SOURCE MATERIAL
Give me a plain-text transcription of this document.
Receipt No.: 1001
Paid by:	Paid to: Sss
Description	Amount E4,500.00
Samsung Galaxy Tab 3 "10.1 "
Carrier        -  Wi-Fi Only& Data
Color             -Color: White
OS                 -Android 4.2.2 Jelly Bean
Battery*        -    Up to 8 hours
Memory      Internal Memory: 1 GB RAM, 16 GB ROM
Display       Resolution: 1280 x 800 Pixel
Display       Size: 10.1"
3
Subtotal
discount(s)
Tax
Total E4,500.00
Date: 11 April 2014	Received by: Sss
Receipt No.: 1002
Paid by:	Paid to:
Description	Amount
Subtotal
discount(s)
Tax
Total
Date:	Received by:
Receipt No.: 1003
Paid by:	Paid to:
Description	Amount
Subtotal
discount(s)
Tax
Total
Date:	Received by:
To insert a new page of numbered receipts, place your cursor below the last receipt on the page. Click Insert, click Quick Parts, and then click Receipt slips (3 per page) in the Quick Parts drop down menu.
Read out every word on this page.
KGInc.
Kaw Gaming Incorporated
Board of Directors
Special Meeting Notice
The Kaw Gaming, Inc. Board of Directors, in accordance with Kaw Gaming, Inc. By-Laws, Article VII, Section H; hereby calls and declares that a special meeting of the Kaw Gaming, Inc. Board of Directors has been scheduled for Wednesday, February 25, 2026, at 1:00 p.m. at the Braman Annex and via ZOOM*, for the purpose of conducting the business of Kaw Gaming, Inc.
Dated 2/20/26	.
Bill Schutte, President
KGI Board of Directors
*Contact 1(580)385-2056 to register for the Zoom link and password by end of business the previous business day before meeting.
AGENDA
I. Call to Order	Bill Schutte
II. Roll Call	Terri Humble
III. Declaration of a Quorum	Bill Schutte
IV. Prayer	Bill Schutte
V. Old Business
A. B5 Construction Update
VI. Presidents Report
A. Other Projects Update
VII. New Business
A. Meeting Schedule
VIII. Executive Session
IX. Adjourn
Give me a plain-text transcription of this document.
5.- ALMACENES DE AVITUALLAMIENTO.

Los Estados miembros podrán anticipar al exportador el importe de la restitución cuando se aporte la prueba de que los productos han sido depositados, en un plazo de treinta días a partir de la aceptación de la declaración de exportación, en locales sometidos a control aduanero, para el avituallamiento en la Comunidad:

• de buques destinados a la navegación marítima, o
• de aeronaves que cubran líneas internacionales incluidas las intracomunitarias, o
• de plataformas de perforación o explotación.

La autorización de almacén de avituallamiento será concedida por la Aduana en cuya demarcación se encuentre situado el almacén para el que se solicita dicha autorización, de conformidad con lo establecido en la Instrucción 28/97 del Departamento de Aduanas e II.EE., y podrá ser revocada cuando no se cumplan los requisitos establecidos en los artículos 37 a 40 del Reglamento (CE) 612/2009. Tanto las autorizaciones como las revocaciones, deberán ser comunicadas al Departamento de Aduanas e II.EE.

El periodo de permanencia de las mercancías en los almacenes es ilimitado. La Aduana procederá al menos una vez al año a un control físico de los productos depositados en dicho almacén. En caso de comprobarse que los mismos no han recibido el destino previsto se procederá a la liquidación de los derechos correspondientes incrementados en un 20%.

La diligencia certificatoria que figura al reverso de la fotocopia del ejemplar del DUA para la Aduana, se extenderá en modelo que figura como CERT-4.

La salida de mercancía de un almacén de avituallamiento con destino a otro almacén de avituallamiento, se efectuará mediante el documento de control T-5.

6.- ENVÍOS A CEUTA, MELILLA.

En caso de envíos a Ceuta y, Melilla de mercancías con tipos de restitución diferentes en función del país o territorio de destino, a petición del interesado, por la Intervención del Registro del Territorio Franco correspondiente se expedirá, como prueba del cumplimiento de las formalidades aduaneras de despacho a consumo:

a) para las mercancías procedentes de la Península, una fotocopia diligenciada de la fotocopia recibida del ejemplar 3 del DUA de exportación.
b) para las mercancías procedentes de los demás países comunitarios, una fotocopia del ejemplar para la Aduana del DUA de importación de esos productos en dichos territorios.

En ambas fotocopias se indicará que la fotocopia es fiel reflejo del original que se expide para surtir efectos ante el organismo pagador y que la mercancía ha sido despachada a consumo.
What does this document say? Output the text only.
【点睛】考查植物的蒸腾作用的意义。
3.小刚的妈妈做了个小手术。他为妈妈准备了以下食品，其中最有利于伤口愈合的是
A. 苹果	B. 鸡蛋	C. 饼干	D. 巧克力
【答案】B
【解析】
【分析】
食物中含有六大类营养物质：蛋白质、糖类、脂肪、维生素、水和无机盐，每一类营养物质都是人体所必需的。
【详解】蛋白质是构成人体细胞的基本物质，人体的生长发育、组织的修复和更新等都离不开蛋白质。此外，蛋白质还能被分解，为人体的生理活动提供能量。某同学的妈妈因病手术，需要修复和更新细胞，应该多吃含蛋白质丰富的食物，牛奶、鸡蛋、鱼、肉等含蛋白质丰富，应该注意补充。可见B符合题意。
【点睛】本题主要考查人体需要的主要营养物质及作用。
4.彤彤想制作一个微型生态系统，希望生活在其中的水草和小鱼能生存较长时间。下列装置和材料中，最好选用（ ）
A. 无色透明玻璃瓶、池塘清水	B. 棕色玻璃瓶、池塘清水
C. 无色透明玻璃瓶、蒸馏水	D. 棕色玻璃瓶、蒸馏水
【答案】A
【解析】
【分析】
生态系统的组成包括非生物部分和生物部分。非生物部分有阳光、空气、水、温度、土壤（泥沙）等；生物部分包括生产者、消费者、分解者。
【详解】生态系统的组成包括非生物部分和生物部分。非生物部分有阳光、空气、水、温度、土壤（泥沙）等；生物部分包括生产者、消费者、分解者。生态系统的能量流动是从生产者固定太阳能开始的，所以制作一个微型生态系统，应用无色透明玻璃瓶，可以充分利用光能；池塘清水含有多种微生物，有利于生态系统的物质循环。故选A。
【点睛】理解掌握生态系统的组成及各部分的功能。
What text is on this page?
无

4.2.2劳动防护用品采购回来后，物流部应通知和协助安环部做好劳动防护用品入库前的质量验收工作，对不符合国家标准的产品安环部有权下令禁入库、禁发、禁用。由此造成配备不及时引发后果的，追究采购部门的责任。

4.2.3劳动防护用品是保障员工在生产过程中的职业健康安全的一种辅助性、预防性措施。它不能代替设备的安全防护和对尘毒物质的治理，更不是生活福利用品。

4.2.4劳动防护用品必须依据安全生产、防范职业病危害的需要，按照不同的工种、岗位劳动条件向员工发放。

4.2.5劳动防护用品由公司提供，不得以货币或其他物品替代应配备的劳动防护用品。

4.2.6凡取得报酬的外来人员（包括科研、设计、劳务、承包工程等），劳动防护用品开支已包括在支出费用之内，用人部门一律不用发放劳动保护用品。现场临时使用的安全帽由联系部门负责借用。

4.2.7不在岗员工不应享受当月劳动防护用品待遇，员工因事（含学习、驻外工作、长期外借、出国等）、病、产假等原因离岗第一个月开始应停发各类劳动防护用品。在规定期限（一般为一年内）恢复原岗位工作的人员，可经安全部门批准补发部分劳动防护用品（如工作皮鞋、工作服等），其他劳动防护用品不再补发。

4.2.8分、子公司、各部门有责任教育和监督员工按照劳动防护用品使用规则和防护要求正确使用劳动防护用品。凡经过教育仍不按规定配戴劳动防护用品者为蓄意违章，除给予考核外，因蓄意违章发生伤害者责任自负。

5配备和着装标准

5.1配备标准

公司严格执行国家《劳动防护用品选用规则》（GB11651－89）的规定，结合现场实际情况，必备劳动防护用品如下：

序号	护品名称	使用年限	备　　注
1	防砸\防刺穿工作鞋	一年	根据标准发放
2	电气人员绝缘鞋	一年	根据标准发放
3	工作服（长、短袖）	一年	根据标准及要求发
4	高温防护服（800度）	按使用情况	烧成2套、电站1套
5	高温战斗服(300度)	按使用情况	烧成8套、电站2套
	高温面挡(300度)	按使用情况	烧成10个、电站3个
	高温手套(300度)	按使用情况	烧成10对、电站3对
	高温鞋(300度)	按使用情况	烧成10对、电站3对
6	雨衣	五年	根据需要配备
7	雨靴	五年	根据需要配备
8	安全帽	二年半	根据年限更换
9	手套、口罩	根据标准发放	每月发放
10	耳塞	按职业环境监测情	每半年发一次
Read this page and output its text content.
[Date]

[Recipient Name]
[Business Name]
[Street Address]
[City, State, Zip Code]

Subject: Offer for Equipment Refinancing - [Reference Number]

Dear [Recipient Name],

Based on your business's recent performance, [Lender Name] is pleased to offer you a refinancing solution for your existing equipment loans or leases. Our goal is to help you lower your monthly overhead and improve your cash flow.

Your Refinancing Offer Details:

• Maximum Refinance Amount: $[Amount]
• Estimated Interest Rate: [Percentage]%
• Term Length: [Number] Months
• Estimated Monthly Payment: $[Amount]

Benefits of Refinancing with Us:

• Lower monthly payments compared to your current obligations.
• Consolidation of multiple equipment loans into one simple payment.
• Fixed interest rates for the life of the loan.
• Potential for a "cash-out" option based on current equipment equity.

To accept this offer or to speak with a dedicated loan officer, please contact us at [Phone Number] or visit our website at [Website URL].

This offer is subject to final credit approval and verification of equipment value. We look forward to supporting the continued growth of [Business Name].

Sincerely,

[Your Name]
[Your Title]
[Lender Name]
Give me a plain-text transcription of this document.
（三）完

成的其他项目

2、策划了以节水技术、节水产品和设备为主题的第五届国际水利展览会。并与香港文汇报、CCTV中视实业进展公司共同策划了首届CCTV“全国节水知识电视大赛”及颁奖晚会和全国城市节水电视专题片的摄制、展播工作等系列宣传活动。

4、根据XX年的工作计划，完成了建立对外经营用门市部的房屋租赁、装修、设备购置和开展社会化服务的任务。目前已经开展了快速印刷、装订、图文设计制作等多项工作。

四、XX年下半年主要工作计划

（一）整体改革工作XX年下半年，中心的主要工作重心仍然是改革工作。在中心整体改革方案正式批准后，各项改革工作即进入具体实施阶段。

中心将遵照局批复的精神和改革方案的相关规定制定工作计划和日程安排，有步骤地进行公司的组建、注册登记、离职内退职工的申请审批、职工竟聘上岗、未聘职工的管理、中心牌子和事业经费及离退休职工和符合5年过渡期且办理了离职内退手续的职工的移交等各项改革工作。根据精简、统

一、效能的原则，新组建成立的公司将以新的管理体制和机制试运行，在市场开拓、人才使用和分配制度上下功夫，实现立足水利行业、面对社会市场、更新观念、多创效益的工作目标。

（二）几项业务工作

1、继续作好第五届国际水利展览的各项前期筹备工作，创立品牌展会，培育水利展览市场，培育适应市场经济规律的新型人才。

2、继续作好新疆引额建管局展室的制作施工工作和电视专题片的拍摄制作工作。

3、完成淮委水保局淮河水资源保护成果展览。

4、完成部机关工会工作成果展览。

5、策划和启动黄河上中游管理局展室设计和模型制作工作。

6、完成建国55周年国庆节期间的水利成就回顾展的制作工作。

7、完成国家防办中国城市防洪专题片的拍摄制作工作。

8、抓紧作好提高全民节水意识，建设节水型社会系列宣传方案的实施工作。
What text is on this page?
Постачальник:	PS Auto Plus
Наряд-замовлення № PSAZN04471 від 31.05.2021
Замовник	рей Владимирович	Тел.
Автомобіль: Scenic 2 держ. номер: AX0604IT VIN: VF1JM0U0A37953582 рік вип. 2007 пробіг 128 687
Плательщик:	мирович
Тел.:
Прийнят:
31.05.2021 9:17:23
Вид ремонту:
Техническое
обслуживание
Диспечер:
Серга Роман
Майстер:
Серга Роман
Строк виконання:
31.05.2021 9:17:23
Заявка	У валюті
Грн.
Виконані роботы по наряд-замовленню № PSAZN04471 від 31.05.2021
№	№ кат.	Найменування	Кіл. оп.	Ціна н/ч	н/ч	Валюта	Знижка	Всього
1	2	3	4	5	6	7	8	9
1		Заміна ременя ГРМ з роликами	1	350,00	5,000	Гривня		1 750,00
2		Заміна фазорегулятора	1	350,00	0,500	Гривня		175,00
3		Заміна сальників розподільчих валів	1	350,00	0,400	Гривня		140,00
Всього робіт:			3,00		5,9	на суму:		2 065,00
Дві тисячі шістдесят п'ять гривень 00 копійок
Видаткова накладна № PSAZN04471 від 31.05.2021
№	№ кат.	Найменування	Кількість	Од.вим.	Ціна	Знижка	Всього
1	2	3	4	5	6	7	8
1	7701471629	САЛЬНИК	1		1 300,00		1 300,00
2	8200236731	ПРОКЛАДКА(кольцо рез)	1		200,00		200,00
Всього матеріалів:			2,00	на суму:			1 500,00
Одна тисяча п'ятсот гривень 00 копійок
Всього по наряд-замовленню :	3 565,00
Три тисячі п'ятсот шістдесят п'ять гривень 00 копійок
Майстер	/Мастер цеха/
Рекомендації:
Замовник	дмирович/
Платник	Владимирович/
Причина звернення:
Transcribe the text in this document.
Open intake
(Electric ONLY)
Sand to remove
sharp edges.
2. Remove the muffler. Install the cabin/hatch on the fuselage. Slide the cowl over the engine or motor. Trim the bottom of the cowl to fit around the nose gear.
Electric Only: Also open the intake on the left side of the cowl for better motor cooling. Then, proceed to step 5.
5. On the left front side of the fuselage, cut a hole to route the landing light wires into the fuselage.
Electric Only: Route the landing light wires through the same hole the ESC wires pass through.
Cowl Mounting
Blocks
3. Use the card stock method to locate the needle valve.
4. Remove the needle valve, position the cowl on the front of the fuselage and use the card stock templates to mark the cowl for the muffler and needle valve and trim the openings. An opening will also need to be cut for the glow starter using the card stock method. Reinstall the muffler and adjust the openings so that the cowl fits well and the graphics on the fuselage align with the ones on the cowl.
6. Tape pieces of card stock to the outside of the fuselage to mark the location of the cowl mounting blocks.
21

SET EXERCISE
Copy every line of the listing that includes the string "тисячі".

EXPECTED OUTPUT
Дві тисячі шістдесят п'ять гривень 00 копійок
Три тисячі п'ятсот шістдесят п'ять гривень 00 копійок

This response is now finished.